> **WHAT THIS TASK INVOLVES**
Locate the string "chevron" in the records below. Copy every line where it occurs.

> **Dataset items**
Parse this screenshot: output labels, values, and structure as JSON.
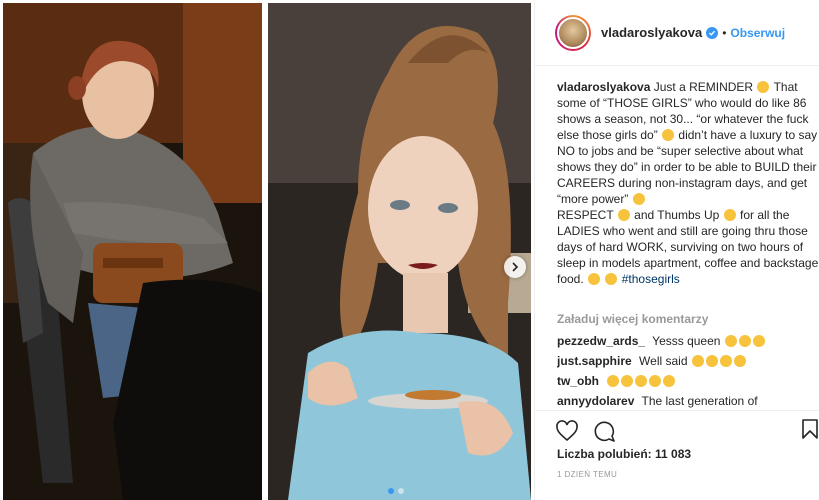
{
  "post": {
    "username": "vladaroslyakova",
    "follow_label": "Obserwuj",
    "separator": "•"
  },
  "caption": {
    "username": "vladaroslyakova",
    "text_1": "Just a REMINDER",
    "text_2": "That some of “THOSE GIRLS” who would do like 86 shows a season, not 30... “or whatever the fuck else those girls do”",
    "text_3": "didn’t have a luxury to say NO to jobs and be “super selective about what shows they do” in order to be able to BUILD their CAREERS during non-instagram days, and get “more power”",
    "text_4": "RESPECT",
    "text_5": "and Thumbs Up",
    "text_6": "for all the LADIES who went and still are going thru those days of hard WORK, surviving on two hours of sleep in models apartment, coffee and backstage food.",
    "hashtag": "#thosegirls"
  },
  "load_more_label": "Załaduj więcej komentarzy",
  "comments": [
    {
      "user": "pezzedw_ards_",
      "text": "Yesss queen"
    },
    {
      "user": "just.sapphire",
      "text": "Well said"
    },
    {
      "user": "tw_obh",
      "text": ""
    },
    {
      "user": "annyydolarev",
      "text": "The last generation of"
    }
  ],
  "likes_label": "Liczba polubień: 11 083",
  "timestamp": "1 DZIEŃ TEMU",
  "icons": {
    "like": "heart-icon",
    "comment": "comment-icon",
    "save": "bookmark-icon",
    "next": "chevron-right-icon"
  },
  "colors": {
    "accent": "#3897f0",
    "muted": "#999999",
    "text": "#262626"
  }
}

==

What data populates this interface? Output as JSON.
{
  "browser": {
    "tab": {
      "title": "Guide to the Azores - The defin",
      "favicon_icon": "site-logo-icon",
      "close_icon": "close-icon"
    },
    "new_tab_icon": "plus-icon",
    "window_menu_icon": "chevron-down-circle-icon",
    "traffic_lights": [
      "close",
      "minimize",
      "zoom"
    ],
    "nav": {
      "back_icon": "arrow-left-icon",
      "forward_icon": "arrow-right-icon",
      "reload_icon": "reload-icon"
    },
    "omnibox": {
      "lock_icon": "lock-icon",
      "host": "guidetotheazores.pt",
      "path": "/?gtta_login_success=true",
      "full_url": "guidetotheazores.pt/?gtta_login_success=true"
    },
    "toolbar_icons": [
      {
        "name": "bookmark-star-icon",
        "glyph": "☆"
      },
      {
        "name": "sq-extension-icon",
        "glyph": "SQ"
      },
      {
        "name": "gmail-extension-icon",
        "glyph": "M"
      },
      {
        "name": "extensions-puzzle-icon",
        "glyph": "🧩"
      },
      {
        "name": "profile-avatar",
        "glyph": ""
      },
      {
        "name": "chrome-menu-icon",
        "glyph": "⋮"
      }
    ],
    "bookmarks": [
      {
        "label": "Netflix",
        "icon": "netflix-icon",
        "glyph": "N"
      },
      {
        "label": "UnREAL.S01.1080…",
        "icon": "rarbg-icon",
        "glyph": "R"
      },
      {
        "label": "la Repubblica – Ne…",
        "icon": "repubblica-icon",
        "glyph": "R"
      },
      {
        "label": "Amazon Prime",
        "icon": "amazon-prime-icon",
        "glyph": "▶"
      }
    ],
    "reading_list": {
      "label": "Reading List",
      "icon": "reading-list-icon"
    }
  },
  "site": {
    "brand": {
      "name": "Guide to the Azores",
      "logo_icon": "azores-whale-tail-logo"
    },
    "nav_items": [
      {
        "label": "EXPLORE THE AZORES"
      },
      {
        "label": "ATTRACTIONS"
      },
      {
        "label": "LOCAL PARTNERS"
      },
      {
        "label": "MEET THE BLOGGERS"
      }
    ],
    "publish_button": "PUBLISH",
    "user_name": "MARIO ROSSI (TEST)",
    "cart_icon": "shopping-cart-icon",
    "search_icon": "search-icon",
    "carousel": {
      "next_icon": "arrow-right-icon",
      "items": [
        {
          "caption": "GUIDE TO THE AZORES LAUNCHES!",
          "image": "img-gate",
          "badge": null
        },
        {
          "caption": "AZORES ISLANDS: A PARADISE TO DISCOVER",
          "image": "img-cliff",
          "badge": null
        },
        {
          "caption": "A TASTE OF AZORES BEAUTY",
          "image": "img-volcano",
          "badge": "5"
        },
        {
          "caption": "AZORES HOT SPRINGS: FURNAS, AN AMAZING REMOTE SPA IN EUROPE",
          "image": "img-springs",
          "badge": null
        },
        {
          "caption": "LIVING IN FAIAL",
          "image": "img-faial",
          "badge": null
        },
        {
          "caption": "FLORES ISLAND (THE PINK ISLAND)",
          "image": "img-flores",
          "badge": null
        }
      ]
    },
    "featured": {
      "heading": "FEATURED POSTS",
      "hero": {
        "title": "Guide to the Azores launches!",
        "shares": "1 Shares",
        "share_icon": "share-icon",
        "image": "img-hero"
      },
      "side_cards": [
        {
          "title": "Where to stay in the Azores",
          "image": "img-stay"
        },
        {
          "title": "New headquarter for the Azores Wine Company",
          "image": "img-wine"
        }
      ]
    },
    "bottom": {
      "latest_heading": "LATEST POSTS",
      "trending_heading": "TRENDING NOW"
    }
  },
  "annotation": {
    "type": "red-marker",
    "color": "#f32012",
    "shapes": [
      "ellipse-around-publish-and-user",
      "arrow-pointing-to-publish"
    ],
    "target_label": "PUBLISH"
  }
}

> **RESULT OF THE TASK**
    "next": "chevron-right-icon"
    "window_menu_icon": "chevron-down-circle-icon",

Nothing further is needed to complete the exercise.